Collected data
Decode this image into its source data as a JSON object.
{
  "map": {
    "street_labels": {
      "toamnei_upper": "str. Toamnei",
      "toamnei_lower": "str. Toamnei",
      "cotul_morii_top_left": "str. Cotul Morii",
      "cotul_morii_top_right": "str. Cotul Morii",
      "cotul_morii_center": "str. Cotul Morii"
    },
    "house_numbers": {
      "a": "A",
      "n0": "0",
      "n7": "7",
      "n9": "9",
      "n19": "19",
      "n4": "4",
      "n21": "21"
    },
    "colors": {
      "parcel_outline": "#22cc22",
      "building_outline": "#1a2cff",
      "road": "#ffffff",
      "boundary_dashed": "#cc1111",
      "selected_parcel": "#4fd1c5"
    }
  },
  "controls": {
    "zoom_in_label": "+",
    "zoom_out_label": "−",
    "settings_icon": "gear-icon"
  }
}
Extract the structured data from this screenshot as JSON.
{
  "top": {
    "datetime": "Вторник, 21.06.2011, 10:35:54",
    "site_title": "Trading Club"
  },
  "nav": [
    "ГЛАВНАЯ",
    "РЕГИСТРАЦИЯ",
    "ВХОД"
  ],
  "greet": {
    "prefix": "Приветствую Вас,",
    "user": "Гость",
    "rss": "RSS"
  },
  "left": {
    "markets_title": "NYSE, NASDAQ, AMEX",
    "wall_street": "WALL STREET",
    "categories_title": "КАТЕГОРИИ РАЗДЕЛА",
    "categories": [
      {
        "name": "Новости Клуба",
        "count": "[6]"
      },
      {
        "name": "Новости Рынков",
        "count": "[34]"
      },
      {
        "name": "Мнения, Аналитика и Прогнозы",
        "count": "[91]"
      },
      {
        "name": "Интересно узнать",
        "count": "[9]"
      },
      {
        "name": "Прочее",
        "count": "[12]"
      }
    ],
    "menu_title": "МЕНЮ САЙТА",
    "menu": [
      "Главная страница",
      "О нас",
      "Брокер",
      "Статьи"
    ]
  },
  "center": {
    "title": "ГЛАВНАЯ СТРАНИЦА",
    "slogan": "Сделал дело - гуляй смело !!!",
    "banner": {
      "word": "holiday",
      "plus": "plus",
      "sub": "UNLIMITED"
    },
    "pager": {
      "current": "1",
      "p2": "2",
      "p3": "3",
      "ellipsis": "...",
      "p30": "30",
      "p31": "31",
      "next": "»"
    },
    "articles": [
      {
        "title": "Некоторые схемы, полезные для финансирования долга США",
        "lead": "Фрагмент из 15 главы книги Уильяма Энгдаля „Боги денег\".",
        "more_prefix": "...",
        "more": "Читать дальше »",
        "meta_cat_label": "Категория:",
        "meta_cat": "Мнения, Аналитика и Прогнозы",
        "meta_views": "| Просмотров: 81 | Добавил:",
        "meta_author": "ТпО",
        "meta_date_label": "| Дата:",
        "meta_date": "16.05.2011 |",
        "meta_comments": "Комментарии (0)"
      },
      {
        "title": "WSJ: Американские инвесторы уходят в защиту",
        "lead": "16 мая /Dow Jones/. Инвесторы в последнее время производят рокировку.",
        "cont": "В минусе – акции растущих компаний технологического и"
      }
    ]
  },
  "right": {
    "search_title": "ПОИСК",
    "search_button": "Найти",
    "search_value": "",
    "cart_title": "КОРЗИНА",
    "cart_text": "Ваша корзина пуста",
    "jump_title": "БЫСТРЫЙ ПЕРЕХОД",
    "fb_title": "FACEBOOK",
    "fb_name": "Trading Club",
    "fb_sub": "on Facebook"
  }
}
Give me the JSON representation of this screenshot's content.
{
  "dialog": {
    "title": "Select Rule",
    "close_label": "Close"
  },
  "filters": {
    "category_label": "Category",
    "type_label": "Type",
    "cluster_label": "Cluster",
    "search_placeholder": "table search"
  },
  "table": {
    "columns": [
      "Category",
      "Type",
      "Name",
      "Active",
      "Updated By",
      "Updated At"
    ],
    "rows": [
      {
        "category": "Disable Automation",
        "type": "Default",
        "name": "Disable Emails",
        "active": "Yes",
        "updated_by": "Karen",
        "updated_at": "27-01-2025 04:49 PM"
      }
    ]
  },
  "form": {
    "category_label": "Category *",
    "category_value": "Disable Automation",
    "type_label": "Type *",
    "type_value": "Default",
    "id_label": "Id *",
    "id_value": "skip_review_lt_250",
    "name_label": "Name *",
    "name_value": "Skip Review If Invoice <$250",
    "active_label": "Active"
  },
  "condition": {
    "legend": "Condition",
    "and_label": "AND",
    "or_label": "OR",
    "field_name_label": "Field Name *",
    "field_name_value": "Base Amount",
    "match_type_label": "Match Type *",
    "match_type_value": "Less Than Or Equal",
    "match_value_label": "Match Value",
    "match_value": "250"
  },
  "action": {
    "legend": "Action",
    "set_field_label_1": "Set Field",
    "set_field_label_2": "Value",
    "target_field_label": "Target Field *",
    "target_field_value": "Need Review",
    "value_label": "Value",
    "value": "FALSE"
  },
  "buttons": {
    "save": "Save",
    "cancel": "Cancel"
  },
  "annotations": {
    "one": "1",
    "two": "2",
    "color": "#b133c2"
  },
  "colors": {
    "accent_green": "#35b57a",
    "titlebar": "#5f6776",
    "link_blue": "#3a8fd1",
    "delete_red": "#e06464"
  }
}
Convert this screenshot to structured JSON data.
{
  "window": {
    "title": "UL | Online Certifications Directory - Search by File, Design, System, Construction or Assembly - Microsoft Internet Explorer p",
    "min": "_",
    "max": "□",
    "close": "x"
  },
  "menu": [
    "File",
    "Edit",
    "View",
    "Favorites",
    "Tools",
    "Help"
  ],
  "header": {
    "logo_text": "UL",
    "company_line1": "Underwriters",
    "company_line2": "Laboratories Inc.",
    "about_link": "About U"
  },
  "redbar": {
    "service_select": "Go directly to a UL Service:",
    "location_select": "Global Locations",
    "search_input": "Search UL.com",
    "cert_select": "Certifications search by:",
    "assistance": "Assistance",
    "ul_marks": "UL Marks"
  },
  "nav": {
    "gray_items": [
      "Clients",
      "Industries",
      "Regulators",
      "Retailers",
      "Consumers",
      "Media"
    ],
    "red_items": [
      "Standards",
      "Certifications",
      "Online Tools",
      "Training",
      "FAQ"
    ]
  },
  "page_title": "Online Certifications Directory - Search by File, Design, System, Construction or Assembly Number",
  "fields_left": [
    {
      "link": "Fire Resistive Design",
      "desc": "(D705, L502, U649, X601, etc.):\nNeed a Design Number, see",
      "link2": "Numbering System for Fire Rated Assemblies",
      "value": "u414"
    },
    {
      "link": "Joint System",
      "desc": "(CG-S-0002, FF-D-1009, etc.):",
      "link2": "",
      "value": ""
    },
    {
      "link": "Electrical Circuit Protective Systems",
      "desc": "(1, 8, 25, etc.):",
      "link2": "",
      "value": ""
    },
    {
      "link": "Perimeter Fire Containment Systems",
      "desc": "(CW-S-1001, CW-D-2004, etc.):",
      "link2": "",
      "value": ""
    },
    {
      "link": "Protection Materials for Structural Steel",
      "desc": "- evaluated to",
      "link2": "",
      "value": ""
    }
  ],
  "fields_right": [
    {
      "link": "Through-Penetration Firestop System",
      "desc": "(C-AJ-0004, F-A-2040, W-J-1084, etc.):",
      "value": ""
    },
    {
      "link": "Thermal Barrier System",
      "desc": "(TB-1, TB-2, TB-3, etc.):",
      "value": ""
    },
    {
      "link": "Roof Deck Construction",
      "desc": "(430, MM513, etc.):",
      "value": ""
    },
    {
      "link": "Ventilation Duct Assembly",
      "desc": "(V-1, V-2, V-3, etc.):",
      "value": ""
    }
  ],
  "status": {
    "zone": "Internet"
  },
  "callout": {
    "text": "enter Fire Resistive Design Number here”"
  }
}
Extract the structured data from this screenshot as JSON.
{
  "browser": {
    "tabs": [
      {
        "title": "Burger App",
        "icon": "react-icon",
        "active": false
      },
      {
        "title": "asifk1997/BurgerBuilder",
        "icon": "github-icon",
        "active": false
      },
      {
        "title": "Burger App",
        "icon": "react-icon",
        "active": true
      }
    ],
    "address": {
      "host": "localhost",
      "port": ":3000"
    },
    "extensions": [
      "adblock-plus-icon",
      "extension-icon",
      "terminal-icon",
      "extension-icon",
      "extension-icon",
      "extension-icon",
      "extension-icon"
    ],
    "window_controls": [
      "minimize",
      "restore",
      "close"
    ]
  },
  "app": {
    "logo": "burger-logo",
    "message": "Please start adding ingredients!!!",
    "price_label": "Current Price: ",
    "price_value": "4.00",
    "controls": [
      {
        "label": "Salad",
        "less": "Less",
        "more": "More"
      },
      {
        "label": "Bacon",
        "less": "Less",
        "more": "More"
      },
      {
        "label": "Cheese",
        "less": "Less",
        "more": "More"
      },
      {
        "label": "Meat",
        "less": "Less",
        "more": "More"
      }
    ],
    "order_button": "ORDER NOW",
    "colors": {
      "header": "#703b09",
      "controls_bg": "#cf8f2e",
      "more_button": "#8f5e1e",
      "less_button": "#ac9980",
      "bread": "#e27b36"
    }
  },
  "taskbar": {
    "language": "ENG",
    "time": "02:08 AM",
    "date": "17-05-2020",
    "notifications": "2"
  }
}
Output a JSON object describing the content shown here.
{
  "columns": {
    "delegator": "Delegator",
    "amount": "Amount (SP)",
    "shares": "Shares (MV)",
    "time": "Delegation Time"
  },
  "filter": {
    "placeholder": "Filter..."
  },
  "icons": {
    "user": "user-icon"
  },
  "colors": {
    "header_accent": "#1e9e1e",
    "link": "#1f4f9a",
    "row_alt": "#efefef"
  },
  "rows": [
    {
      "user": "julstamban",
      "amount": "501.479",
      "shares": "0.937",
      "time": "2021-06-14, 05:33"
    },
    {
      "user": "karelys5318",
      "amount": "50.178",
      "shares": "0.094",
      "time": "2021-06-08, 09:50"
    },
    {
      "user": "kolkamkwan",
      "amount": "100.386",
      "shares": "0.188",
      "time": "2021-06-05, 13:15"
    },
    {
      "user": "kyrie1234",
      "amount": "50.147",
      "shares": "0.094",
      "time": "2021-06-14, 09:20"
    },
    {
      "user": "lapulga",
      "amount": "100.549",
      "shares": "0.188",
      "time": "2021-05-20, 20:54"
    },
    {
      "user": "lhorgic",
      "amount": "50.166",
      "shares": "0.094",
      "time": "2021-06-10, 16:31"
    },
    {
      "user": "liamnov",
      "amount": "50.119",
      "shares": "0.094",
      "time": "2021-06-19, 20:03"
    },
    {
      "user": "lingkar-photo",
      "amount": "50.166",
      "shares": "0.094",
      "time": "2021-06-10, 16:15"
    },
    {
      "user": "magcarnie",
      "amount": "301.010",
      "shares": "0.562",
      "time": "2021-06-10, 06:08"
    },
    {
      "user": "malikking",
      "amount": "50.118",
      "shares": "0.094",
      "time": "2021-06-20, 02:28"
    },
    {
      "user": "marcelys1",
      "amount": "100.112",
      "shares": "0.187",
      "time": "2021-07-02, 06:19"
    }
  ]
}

Instruction: Scan the listing above. Gather each line that contains the word "Assembly".

Finished task:
    "title": "UL | Online Certifications Directory - Search by File, Design, System, Construction or Assembly - Microsoft Internet Explorer p",
  "page_title": "Online Certifications Directory - Search by File, Design, System, Construction or Assembly Number",
      "link": "Ventilation Duct Assembly",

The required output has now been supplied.